DATA FOR THIS EXERCISE:
++++++++

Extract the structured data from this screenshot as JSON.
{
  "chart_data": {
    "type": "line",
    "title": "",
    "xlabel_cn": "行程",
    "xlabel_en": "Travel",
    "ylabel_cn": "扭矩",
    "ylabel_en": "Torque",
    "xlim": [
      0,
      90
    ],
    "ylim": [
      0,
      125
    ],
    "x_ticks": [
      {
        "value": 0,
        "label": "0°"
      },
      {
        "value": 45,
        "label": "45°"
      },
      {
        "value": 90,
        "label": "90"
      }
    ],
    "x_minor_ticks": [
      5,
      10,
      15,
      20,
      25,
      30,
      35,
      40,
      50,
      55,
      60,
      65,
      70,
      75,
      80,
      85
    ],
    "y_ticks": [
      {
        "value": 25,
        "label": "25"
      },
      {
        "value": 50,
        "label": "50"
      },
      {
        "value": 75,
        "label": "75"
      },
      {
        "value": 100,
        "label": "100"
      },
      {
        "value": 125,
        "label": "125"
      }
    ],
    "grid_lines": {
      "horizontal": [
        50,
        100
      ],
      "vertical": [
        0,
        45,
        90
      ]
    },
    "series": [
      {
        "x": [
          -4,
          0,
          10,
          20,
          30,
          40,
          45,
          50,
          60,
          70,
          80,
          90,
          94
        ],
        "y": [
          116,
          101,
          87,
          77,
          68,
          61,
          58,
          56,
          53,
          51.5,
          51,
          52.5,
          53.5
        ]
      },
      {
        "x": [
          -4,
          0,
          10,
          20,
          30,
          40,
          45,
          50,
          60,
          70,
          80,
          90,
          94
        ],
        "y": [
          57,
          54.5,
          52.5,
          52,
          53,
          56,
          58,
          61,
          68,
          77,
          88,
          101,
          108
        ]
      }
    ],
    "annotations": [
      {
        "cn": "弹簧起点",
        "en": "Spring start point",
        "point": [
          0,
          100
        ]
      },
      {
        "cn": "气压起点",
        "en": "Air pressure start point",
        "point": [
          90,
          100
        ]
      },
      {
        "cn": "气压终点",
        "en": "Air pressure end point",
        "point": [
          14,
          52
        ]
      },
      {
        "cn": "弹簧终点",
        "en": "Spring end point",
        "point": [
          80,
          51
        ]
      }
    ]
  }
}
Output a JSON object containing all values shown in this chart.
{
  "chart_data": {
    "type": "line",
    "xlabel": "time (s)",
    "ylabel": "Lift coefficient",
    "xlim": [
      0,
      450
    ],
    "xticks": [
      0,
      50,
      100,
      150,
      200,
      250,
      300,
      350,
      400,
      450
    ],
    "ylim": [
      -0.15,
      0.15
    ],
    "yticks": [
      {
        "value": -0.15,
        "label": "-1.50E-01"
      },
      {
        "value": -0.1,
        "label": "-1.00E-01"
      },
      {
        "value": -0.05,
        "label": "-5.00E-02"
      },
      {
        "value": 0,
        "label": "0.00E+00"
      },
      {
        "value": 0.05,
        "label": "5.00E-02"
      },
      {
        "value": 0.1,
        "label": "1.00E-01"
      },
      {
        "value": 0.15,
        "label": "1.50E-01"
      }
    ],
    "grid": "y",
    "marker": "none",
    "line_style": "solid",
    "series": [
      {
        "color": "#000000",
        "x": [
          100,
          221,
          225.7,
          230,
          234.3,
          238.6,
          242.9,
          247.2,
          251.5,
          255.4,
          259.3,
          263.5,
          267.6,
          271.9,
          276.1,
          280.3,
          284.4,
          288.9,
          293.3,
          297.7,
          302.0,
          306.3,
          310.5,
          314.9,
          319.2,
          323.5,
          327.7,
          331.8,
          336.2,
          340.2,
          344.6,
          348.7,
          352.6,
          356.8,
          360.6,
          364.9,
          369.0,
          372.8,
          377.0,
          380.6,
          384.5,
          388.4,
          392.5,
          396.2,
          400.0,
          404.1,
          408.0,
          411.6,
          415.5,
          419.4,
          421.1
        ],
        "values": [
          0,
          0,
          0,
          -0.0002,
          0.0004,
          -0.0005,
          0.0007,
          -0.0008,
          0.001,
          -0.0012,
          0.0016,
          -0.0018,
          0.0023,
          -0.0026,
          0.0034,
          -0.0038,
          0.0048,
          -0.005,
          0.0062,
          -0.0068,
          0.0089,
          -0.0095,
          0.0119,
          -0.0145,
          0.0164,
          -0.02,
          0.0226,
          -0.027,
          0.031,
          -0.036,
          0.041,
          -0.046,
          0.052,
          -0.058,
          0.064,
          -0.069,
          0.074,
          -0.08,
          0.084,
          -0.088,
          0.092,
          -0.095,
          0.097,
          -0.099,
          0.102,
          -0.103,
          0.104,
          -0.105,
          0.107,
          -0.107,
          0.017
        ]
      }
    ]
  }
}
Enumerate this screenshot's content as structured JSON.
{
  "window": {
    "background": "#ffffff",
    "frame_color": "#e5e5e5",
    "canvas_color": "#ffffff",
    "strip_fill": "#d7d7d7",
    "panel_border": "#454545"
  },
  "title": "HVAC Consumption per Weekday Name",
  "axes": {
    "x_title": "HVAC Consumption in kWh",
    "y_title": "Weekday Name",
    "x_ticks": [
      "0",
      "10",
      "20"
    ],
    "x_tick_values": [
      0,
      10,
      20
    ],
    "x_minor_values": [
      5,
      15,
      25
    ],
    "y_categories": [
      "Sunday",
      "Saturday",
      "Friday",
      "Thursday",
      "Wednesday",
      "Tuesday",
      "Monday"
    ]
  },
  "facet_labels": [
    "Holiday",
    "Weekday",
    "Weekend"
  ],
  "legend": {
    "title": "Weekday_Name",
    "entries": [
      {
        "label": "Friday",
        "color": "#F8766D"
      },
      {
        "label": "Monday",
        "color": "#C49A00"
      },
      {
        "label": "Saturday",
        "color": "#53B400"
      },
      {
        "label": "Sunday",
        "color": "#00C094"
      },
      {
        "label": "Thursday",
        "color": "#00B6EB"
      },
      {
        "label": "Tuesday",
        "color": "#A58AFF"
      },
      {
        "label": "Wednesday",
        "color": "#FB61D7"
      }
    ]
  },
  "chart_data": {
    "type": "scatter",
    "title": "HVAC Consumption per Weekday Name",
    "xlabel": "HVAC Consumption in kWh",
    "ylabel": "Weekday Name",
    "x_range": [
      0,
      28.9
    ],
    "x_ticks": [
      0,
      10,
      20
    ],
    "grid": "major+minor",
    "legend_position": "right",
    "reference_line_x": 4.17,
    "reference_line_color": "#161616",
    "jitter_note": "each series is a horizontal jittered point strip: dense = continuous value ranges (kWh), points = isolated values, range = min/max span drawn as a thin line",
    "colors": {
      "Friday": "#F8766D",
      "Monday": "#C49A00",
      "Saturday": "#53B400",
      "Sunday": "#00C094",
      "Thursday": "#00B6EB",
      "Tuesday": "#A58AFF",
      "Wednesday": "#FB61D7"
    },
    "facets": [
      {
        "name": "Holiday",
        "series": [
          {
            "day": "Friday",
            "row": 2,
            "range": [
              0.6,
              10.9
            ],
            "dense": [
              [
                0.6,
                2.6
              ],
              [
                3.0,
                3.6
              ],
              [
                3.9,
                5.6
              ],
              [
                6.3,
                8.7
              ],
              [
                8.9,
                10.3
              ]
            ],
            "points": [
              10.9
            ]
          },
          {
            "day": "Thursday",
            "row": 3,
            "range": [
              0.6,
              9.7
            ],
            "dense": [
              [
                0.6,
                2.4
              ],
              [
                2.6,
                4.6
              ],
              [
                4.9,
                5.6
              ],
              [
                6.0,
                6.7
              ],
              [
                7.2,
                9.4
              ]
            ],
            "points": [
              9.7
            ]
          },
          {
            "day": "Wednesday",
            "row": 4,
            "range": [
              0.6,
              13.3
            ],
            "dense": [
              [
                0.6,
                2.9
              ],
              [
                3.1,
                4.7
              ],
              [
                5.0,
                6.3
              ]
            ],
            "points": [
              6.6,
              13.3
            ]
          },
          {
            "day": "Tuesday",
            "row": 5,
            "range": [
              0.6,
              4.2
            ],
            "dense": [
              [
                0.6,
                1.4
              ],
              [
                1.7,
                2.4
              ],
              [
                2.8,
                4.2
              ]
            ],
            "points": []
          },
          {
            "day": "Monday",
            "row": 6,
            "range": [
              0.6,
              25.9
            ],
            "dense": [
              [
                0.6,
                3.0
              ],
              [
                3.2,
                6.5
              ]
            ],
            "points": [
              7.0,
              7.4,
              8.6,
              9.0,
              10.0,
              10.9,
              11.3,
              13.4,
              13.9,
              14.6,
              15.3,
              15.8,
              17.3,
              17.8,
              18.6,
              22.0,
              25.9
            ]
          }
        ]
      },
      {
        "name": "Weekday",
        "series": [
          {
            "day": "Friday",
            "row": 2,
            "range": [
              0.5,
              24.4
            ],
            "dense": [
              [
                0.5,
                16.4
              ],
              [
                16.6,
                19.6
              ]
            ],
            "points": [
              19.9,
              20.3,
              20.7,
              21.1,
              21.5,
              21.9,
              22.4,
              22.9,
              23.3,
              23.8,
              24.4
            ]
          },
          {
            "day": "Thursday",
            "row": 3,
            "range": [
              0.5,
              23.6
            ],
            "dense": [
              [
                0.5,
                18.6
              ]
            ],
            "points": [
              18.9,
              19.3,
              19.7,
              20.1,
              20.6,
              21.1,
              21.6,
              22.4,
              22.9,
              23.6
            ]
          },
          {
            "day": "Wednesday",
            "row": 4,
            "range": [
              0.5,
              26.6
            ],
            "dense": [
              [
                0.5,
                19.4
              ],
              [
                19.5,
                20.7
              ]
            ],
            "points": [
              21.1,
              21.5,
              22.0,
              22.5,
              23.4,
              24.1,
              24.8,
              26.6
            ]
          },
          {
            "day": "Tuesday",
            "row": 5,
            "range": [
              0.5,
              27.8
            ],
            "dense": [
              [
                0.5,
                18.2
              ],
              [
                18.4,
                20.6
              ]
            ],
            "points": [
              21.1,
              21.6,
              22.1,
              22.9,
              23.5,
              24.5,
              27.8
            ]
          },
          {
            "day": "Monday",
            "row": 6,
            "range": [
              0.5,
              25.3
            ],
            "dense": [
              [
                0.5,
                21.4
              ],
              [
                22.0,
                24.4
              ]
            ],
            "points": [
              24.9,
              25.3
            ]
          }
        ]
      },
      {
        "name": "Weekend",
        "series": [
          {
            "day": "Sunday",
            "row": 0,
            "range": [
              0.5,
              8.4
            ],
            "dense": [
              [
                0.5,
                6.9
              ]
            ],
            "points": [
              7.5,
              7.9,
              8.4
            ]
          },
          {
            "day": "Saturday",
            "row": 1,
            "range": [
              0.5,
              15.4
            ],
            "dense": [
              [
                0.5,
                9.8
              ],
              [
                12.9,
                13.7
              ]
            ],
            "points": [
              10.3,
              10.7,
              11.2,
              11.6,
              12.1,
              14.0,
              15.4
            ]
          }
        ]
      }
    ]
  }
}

++++++++

REQUIREMENTS:
From the data above, show each line that contains "HVAC".

RESPONSE TO THE EXERCISE:
  "title": "HVAC Consumption per Weekday Name",
    "x_title": "HVAC Consumption in kWh",
    "title": "HVAC Consumption per Weekday Name",
    "xlabel": "HVAC Consumption in kWh",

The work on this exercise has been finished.